* _WORK TO DO_:
Restate the records below word for word, and omit the images they hold.
* begin SUPPLIED MATERIAL *
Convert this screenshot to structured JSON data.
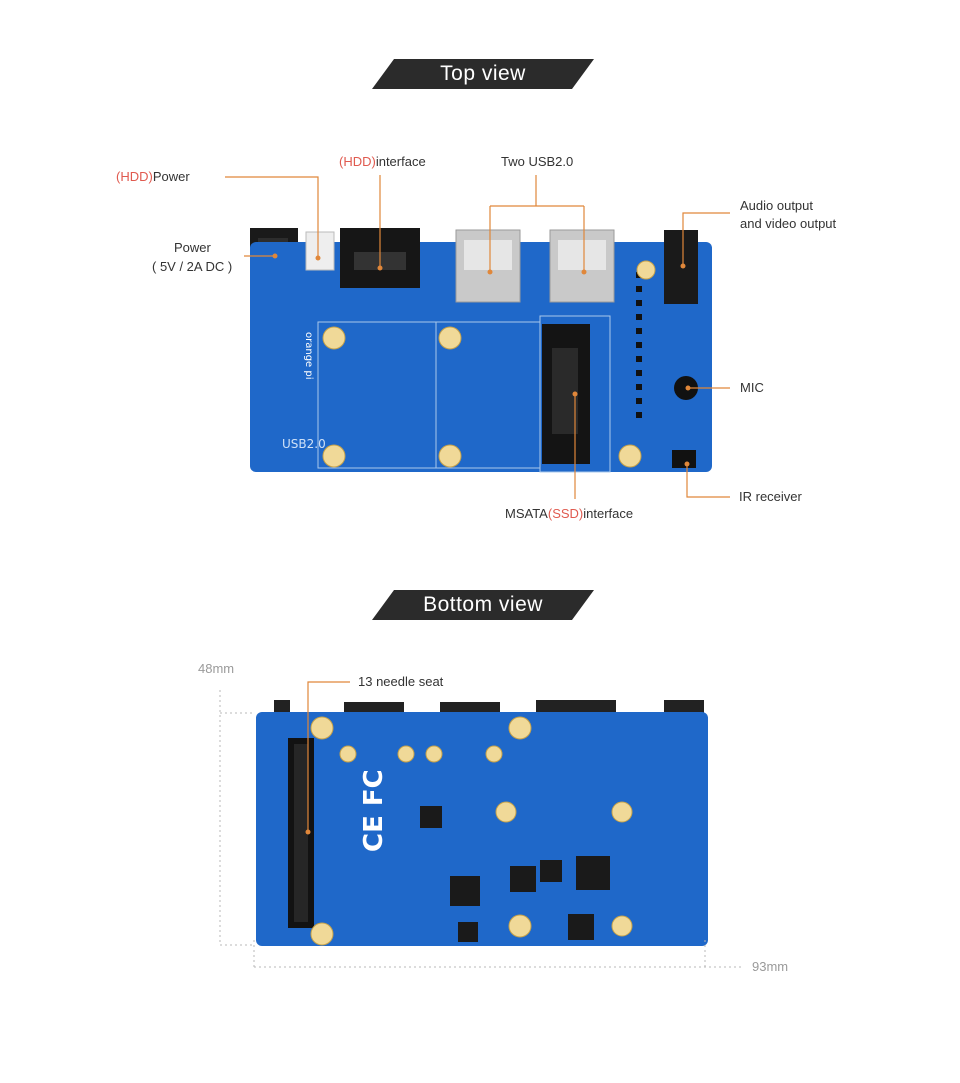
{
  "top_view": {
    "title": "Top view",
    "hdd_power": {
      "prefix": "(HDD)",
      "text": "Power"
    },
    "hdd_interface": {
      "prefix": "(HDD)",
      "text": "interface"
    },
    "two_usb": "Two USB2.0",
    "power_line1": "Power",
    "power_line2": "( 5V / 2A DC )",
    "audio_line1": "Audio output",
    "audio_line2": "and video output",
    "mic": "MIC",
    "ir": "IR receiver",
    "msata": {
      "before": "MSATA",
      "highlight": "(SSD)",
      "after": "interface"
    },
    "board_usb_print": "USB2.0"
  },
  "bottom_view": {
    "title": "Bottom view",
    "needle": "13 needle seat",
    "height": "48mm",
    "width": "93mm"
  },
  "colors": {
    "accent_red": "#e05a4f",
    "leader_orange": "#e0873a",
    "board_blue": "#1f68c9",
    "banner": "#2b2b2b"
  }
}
* end SUPPLIED MATERIAL *
* _FINAL RESULT_:
Convert this screenshot to structured JSON data.
{
  "top_view": {
    "title": "Top view",
    "hdd_power": {
      "prefix": "(HDD)",
      "text": "Power"
    },
    "hdd_interface": {
      "prefix": "(HDD)",
      "text": "interface"
    },
    "two_usb": "Two USB2.0",
    "power_line1": "Power",
    "power_line2": "( 5V / 2A DC )",
    "audio_line1": "Audio output",
    "audio_line2": "and video output",
    "mic": "MIC",
    "ir": "IR receiver",
    "msata": {
      "before": "MSATA",
      "highlight": "(SSD)",
      "after": "interface"
    },
    "board_usb_print": "USB2.0"
  },
  "bottom_view": {
    "title": "Bottom view",
    "needle": "13 needle seat",
    "height": "48mm",
    "width": "93mm"
  },
  "colors": {
    "accent_red": "#e05a4f",
    "leader_orange": "#e0873a",
    "board_blue": "#1f68c9",
    "banner": "#2b2b2b"
  }
}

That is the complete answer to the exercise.